- Exercise goal -
Filter the entries, keeping every line with the word "name".

- Source data -
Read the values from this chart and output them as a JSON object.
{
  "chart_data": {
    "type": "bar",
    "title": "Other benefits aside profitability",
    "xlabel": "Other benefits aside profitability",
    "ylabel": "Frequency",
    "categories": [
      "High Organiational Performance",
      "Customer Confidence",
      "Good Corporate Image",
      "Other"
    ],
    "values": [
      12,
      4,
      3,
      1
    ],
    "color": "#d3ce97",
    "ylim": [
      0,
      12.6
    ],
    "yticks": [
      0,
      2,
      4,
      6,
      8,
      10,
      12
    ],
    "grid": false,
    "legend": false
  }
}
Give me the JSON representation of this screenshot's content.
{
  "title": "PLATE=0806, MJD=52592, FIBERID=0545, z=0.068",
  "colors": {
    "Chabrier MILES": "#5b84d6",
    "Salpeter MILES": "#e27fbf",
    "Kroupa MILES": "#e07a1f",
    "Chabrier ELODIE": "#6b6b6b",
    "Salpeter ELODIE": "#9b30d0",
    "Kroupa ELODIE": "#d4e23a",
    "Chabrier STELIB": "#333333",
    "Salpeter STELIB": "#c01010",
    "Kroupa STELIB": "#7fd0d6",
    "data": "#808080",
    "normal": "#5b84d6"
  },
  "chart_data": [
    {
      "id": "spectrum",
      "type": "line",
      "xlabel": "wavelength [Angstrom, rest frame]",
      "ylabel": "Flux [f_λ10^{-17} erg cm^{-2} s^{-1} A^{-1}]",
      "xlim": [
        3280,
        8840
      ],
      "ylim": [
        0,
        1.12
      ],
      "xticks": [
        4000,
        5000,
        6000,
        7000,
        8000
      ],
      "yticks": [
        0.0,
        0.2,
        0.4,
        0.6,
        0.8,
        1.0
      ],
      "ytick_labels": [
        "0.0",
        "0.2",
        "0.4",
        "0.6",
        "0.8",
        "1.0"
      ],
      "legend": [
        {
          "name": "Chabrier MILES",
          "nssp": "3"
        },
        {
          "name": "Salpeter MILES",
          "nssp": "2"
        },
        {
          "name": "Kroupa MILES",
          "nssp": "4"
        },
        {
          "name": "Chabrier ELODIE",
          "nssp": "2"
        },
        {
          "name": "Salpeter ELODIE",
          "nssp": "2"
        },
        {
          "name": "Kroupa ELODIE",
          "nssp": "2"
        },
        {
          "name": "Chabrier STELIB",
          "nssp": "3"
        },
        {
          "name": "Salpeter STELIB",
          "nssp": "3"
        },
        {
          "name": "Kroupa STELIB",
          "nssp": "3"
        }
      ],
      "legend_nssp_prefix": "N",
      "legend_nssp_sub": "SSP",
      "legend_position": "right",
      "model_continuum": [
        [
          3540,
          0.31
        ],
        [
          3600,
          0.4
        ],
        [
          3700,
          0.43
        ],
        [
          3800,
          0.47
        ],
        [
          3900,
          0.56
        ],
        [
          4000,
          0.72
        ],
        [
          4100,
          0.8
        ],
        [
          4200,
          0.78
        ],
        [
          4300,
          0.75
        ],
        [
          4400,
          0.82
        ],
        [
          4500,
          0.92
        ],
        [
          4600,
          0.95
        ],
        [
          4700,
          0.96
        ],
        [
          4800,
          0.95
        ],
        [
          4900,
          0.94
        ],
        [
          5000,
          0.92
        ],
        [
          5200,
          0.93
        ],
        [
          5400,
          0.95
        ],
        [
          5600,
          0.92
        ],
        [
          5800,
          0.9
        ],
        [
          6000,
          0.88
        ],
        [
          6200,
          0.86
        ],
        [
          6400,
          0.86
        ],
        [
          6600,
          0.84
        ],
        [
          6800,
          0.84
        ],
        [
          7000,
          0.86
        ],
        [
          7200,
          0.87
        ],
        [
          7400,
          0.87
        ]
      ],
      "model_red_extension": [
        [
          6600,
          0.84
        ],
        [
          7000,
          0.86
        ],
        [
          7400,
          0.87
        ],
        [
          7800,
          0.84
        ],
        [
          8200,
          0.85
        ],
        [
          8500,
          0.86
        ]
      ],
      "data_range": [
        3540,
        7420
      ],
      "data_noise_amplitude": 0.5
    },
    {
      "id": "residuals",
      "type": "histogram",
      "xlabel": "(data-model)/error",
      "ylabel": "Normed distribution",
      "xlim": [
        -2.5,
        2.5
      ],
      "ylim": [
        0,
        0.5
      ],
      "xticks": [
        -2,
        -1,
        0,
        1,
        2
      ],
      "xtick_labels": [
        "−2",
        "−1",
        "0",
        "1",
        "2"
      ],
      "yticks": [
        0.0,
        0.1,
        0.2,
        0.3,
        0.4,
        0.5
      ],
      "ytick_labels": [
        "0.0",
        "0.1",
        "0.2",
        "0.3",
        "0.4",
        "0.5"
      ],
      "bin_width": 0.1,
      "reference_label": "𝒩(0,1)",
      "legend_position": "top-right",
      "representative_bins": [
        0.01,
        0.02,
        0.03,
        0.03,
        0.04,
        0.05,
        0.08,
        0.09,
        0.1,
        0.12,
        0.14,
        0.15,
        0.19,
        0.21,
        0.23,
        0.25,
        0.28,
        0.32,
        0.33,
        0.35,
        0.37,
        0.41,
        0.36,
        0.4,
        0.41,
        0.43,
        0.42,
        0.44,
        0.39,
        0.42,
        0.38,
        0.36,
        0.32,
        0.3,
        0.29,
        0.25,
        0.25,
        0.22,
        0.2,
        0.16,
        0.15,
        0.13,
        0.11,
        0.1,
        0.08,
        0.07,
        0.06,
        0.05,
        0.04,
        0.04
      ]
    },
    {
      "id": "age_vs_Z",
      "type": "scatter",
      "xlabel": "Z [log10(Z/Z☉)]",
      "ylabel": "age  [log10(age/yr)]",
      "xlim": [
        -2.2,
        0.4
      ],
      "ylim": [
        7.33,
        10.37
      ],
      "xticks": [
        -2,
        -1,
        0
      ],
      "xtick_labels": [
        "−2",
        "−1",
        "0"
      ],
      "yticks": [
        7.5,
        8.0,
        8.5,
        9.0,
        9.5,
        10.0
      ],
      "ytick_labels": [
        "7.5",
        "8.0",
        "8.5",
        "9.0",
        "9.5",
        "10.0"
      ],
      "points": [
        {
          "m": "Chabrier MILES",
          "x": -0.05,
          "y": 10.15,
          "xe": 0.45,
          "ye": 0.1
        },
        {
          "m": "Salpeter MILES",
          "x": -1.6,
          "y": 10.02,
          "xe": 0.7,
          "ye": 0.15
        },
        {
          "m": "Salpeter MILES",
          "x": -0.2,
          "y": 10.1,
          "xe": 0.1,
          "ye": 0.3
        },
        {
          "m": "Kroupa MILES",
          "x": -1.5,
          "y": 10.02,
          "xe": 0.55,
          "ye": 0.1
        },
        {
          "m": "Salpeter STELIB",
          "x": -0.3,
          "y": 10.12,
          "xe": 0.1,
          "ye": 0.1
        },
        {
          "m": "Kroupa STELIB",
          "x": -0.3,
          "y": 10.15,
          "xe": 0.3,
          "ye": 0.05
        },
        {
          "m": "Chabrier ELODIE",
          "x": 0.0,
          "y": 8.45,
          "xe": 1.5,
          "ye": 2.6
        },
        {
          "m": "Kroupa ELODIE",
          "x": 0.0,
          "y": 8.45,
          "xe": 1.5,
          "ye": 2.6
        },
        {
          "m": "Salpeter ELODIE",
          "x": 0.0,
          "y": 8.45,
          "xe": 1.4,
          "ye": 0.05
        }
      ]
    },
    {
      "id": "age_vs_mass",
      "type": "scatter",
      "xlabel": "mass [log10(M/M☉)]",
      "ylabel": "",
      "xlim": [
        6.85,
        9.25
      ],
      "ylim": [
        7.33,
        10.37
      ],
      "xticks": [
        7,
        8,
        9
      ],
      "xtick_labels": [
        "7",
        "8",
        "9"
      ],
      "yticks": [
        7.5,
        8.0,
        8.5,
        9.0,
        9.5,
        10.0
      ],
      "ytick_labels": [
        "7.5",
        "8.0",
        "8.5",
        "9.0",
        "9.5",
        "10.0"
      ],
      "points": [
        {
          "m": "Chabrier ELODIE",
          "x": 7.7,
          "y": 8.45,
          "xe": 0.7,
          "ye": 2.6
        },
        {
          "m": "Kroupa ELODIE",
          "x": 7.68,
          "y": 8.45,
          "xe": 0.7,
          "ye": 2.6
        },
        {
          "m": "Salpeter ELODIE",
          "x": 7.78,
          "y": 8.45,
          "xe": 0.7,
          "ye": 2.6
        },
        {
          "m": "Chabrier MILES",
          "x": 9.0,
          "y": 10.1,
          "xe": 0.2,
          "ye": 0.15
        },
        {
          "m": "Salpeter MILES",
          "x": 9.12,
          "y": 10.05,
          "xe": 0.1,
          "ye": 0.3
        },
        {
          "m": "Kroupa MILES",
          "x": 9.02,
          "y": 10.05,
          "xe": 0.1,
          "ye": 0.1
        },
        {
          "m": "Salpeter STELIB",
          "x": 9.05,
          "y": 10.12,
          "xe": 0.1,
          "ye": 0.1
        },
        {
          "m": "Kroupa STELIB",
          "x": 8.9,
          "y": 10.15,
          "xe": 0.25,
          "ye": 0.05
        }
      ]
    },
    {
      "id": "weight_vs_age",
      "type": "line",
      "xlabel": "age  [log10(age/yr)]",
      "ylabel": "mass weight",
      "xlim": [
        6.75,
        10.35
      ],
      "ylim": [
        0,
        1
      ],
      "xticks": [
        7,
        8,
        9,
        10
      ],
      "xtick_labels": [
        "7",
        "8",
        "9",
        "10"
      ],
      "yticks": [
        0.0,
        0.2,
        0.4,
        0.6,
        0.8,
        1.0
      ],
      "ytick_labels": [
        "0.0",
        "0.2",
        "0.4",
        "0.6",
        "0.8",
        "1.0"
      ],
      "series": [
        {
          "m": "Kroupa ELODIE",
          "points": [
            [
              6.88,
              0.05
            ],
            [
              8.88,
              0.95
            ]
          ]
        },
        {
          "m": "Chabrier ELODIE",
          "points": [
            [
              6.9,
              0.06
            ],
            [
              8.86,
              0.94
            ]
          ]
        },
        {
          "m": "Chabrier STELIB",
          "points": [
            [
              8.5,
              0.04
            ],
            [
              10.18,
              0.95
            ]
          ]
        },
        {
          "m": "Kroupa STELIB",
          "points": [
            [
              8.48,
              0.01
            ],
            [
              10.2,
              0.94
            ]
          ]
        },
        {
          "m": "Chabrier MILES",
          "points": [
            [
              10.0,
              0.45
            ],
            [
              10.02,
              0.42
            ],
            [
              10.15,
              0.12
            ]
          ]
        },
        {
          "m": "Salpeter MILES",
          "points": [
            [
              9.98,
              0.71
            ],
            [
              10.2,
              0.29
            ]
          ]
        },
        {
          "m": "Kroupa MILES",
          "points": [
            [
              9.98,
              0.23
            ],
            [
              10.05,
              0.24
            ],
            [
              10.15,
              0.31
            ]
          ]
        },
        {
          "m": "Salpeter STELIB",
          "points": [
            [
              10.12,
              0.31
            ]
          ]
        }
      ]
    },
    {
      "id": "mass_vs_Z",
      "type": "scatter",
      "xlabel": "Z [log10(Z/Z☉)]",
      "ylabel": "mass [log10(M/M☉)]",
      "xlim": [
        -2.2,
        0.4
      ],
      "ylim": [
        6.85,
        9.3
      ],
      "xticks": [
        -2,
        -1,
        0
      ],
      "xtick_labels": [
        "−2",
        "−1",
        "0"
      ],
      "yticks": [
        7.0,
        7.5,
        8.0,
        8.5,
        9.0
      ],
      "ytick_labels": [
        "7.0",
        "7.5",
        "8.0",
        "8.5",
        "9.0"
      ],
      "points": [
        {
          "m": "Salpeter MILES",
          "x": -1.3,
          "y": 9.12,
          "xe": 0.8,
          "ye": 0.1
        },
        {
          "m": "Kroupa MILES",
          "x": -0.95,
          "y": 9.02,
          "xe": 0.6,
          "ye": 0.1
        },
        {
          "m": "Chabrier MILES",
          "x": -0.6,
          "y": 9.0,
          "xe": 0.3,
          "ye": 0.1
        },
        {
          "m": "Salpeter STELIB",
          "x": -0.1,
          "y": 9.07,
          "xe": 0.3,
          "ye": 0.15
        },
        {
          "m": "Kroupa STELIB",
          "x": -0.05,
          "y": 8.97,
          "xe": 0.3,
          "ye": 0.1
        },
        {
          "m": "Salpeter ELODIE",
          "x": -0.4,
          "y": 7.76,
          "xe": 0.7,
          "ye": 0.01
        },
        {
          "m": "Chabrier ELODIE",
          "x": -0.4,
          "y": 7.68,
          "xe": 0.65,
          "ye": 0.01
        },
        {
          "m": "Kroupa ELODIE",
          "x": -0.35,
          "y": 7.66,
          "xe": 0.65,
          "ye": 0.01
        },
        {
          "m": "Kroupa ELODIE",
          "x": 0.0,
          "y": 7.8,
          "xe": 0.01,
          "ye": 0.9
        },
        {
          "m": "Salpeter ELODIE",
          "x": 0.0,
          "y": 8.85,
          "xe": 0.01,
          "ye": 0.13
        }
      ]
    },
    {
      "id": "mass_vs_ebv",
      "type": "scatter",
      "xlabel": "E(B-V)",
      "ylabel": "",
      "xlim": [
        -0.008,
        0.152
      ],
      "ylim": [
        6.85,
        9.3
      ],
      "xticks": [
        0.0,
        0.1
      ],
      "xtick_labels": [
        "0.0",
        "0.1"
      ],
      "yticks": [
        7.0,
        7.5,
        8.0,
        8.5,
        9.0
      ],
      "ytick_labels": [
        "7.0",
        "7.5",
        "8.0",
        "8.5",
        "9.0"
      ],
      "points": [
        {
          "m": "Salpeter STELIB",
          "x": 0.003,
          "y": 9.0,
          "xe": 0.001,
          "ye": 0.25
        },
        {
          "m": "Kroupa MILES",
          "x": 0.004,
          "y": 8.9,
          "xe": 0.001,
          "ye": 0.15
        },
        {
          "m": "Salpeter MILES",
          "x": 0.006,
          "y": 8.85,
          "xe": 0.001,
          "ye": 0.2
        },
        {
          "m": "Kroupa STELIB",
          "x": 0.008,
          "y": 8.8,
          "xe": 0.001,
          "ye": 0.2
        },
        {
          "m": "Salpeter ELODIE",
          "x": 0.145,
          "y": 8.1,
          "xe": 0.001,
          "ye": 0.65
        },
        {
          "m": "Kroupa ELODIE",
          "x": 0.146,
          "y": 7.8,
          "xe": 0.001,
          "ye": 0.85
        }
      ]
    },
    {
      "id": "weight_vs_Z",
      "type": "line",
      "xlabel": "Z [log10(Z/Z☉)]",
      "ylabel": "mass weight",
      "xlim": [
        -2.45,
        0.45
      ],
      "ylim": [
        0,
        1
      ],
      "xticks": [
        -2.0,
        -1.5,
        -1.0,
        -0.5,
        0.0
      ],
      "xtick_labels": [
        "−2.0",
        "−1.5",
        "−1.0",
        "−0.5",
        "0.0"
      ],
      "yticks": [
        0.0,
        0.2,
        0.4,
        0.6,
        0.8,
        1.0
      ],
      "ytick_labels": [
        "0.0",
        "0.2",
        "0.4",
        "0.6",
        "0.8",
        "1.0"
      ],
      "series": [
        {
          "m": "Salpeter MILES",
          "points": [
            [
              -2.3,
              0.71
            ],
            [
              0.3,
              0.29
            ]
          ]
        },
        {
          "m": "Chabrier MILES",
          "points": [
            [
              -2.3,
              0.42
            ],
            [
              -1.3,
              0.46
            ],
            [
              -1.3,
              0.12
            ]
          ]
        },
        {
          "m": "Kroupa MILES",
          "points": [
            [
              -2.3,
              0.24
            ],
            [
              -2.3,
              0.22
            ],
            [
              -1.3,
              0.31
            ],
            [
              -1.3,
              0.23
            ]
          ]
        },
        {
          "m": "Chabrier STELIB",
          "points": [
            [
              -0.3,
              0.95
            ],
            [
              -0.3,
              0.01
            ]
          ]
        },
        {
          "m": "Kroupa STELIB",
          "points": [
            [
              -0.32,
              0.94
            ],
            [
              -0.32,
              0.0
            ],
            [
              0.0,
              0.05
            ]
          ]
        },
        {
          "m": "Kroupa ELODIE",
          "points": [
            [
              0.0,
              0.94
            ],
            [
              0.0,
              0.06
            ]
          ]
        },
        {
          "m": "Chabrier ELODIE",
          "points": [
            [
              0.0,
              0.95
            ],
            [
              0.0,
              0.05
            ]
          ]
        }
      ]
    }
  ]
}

- Full output -
          "name": "Chabrier MILES",
          "name": "Salpeter MILES",
          "name": "Kroupa MILES",
          "name": "Chabrier ELODIE",
          "name": "Salpeter ELODIE",
          "name": "Kroupa ELODIE",
          "name": "Chabrier STELIB",
          "name": "Salpeter STELIB",
          "name": "Kroupa STELIB",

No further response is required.